── QUOTED PASSAGE

When we went to Aruba a few years ago, on another Aruba board I got this guy, named bully,  bullytaxi79@hotmail.com   He was really great and talked to our two college girls about being careful and where to go and not go and when.  he was really great. Not sure if he is still doing it but he had a van so no problem with luggage. We could call him anytime or set up a specific day and time and he took care of us.  Enjoy and I can't wait to go back someday.


----------



## IngridN

Thank you all for the Bully recommendation. I just sent off an e-mail asking his availability re picking us up upon our arrival.

It will be interesting to see how this works. We are so used to renting a car during our annual 2 week trek, however, used it so seldom, especially last year, that we decided to see how cabbing works for us.

Ingrid


----------



## silverfox82

Walk to the Alhambra casino, take the Divi golf cart shuttle to the other end, walk as short distance to either of the 3 major supermarkets. Use caution crossing the street, tip your driver accordingly.


----------



## jjluhman

FYI-  I arrive this Saturday (YAY!!) and plan to have the cab driver drop me off at Ling & sons straight from the airport.  We are a group of 14 so the men are going to take the luggage and check in and the women are grocery shopping.   

We looked into the online shopping and delivery, but the options were too limited.  I have communicated directly with Ling & Sons and they will allow us to shop on our own and they will deliver our groceries later that afternoon.  They don't advertise this on their online shopping page so I wanted to let Tuggers know!  They will charge us $10 for delivery.  $10 is totally worth it to maximize our time on the island!


----------



## lvhmbh

Have fun!!!!

────
── RECORDS FOR THE TASK

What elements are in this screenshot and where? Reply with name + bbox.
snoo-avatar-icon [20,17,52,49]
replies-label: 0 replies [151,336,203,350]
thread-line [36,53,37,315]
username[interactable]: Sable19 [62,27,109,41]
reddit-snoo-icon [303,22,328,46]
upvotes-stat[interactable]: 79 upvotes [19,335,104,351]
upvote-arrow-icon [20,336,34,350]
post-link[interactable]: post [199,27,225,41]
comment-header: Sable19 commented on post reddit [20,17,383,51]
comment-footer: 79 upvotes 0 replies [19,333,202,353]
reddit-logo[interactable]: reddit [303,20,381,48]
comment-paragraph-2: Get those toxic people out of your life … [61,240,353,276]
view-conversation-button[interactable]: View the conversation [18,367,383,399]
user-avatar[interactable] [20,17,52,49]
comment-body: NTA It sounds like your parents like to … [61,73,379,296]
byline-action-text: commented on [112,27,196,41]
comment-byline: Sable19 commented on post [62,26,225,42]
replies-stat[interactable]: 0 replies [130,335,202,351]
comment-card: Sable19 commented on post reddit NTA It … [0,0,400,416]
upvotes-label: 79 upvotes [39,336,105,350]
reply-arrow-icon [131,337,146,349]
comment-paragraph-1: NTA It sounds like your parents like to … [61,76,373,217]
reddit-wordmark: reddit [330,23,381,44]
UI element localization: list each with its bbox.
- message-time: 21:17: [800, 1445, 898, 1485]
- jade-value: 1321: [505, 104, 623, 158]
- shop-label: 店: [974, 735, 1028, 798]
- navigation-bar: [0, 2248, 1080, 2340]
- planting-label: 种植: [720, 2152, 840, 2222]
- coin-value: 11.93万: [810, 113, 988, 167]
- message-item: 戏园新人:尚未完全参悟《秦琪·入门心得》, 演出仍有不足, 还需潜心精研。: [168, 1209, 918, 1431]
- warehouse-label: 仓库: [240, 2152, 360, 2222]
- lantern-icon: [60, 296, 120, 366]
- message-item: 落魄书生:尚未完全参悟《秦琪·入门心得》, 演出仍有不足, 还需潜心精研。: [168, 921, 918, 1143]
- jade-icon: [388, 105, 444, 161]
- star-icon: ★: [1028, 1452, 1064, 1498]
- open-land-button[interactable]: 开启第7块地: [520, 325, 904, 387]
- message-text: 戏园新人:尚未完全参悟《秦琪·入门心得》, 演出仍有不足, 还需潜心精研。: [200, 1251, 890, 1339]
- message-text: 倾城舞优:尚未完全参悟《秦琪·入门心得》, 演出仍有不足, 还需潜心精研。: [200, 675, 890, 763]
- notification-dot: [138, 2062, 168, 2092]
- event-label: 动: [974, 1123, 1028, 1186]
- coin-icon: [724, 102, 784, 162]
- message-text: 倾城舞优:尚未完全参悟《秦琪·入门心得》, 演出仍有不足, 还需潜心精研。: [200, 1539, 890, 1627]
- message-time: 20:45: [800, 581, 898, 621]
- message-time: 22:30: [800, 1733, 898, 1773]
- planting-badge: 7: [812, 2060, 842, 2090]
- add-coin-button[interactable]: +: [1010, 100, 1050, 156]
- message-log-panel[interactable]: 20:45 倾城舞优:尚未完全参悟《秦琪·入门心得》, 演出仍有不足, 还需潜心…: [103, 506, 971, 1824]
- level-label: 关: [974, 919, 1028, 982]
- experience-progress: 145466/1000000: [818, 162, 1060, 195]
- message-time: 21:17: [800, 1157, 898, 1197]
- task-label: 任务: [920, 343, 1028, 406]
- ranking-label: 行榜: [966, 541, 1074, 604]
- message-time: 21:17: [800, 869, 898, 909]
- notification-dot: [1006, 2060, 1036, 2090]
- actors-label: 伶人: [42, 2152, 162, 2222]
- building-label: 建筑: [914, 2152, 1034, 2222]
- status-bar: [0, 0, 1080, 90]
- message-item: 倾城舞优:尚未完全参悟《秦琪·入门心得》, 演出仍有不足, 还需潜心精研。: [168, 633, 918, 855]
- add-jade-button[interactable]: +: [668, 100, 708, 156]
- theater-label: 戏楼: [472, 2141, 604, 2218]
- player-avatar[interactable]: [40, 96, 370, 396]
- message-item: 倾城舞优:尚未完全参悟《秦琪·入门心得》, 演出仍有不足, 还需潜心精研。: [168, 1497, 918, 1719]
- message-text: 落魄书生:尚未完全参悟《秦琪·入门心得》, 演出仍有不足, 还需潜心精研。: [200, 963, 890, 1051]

────

• _WORK TO DO_:
(a) Reproduce the listing word for word, from its opening line down to and including the line containing "comment-header: Sable19 commented".
(b) Resume the Aruba travel thread after its final post.
The Aruba travel thread and the listing are unrelated material.

• _PER-TASK OUTPUTS_:
(a)
What elements are in this screenshot and where? Reply with name + bbox.
snoo-avatar-icon [20,17,52,49]
replies-label: 0 replies [151,336,203,350]
thread-line [36,53,37,315]
username[interactable]: Sable19 [62,27,109,41]
reddit-snoo-icon [303,22,328,46]
upvotes-stat[interactable]: 79 upvotes [19,335,104,351]
upvote-arrow-icon [20,336,34,350]
post-link[interactable]: post [199,27,225,41]
comment-header: Sable19 commented on post reddit [20,17,383,51]

(b)
----------



## IngridN

Unfortunately, Bully has not responded to my e-mail so my guess is he's not doing this any more. I'll send him another e-mail. If still no response, we'll play it by ear.

Ingrid


----------



## gnipgnop

We are arriving this Friday and called Bully for the taxi service from the airport.  He was totally booked up but said he will send a colleague who will pick us up at the airport.  We confirmed with Bully and are using his colleague.  After checking in, if we take the Divi shuttle from the Casino will it take us to Lings??  We could get a taxi back to the resort.  I think that will work best for us.  Thanks again for all your help.  Can't wait to get there!!!


----------



## Larry

gnipgnop said:


> We are arriving this Friday and called Bully for the taxi service from the airport.  He was totally booked up but said he will send a colleague who will pick us up at the airport.  We confirmed with Bully and are using his colleague.  After checking in, if we take the Divi shuttle from the Casino will it take us to Lings??  We could get a taxi back to the resort.  I think that will work best for us.  Thanks again for all your help.  Can't wait to get there!!!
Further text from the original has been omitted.